--- start Record extracts ---
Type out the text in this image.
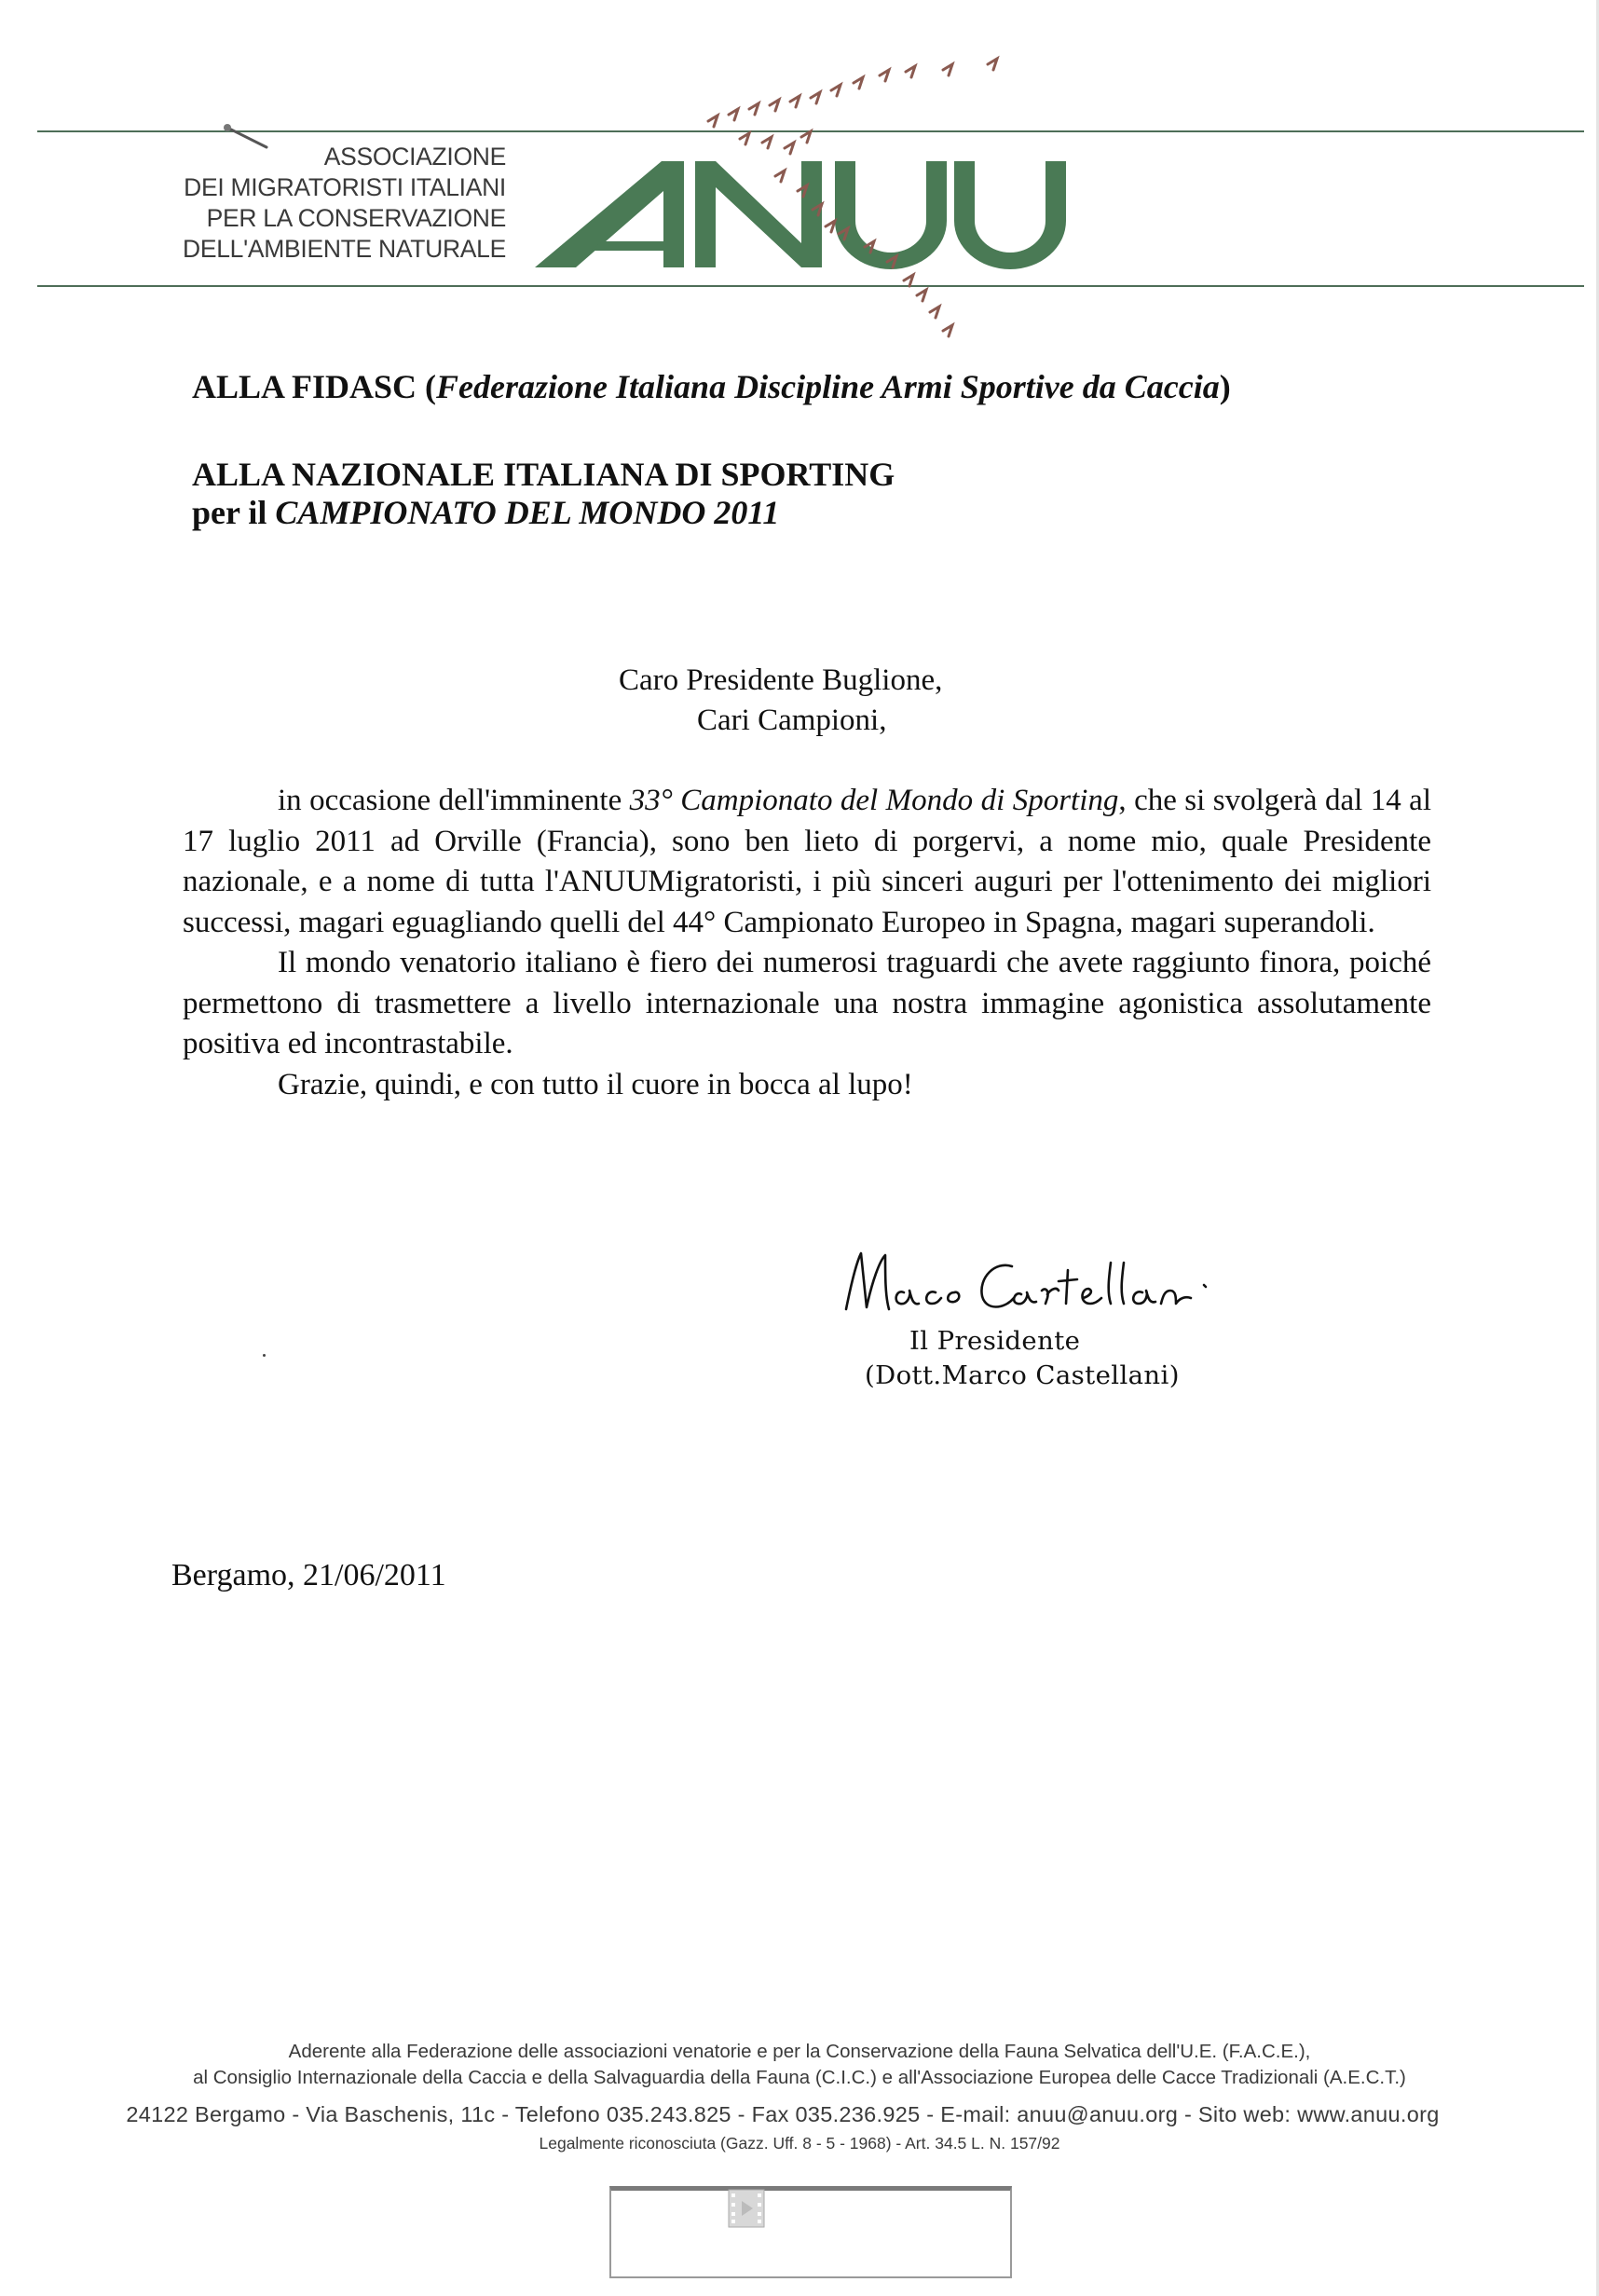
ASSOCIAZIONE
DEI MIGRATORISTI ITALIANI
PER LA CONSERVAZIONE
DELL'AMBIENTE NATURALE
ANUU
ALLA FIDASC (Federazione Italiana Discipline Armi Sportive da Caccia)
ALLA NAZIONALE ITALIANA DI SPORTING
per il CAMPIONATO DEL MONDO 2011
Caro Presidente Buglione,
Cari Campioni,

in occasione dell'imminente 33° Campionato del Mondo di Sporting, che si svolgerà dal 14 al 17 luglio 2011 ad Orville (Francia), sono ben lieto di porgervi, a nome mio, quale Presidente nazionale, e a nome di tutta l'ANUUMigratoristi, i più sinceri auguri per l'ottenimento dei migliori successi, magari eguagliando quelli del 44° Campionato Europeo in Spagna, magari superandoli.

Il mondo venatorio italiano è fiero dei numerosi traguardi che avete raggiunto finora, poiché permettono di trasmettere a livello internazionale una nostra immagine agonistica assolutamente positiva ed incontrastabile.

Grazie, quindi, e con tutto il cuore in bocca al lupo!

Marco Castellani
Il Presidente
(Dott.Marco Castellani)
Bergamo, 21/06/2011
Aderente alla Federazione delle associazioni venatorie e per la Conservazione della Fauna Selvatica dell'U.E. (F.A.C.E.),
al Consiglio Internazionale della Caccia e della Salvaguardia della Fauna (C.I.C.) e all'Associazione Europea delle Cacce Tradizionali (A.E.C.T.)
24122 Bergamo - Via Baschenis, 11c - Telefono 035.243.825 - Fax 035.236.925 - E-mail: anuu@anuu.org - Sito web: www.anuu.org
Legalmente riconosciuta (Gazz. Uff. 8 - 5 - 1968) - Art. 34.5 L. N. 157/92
--- end Record extracts ---
--- start Record extracts ---
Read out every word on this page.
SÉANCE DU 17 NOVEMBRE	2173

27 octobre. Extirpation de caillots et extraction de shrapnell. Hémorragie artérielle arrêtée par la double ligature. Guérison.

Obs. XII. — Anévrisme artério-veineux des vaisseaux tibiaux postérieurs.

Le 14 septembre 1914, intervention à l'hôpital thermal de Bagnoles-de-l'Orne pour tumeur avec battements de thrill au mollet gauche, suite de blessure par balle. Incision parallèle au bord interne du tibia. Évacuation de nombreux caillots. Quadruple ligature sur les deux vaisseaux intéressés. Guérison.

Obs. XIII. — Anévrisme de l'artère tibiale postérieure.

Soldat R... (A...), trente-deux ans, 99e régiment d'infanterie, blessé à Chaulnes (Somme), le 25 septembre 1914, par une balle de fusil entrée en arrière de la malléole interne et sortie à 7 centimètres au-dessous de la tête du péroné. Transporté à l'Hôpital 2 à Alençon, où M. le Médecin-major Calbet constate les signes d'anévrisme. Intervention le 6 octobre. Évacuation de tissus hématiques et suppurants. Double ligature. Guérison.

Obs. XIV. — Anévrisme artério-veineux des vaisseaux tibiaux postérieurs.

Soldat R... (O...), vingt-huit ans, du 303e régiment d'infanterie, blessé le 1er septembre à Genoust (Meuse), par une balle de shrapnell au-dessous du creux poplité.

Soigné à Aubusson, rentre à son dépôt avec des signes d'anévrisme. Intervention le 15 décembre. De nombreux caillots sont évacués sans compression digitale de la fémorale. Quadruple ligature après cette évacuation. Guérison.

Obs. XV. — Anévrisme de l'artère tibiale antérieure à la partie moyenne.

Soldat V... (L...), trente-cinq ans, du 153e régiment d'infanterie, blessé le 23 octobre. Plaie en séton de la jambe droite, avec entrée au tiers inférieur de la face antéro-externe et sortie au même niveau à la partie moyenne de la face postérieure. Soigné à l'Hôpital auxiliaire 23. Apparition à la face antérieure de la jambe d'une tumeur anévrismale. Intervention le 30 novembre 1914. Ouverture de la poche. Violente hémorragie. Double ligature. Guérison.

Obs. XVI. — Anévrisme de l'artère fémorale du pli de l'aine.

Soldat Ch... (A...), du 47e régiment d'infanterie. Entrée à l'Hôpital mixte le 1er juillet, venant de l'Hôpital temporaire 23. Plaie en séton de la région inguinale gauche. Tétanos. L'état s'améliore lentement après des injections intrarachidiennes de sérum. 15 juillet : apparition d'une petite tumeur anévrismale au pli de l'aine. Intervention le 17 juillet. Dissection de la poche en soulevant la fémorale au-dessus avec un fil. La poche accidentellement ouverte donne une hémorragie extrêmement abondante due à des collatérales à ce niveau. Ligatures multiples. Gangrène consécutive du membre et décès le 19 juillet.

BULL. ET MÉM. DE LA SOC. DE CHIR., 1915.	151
--- end Record extracts ---
--- start Record extracts ---
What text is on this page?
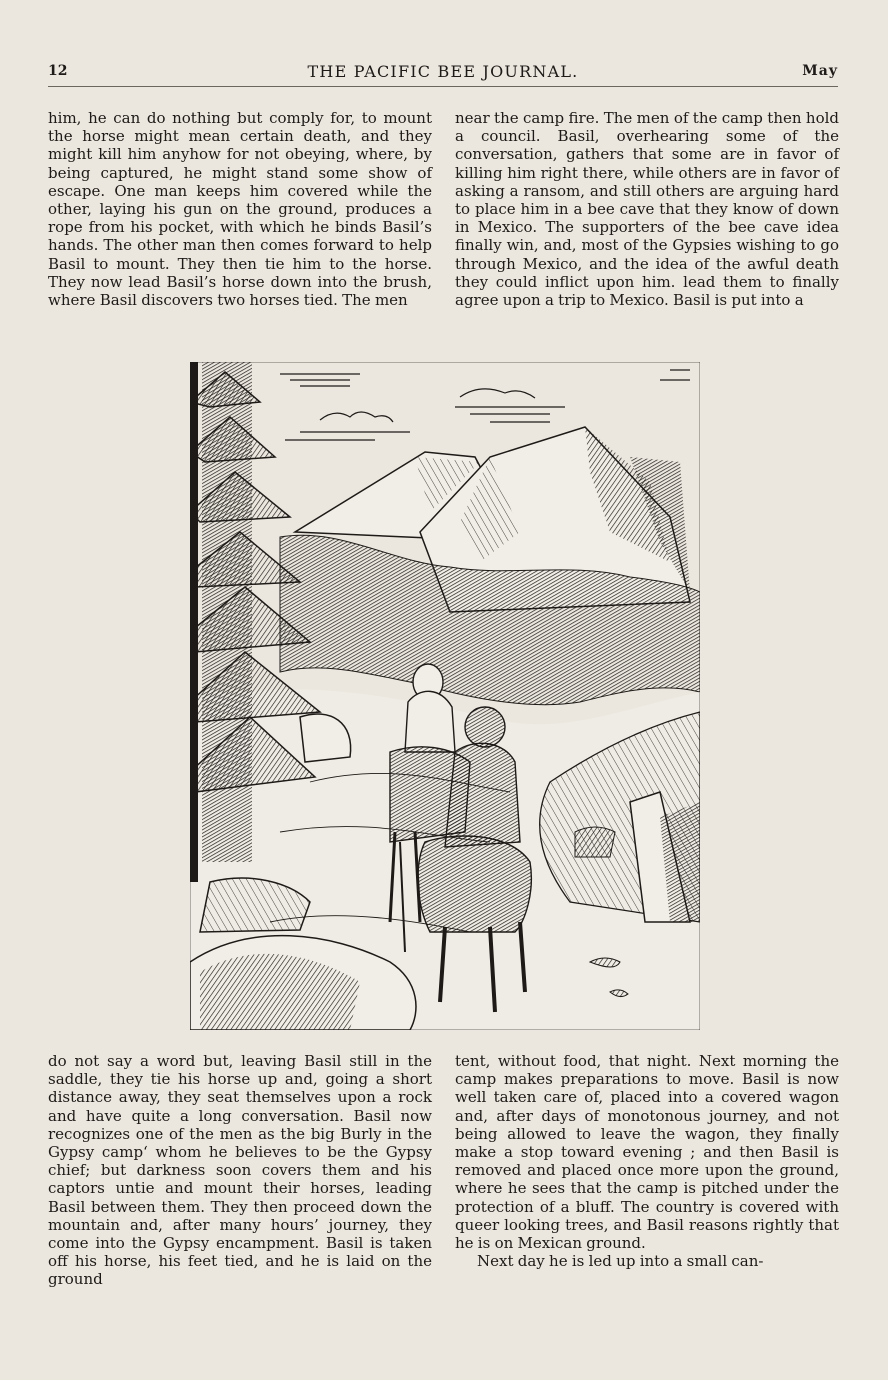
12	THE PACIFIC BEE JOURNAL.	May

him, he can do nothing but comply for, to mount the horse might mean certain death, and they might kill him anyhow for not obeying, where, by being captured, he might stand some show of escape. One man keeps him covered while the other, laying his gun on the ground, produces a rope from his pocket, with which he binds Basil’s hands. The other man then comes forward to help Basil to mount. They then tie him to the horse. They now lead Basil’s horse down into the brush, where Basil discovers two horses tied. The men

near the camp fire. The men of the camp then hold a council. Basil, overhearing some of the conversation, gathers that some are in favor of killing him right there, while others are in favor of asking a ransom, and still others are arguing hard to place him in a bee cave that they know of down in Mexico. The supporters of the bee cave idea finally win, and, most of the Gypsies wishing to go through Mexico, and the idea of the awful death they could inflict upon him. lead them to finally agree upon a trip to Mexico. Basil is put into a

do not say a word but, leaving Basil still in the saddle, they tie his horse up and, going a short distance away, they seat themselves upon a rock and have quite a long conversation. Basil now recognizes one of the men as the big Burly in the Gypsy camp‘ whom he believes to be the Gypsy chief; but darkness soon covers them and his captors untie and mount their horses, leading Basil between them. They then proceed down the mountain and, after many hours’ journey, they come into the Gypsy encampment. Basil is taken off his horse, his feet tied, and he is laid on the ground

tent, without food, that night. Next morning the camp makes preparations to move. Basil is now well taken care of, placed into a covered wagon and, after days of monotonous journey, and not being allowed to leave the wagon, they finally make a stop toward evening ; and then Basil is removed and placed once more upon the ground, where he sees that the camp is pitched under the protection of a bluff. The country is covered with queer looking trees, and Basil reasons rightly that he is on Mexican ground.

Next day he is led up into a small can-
--- end Record extracts ---
**Exercise task**.
Wherever "Federazione" shows up in a line, copy that line.

**Written response**.
ALLA FIDASC (Federazione Italiana Discipline Armi Sportive da Caccia)
Aderente alla Federazione delle associazioni venatorie e per la Conservazione della Fauna Selvatica dell'U.E. (F.A.C.E.),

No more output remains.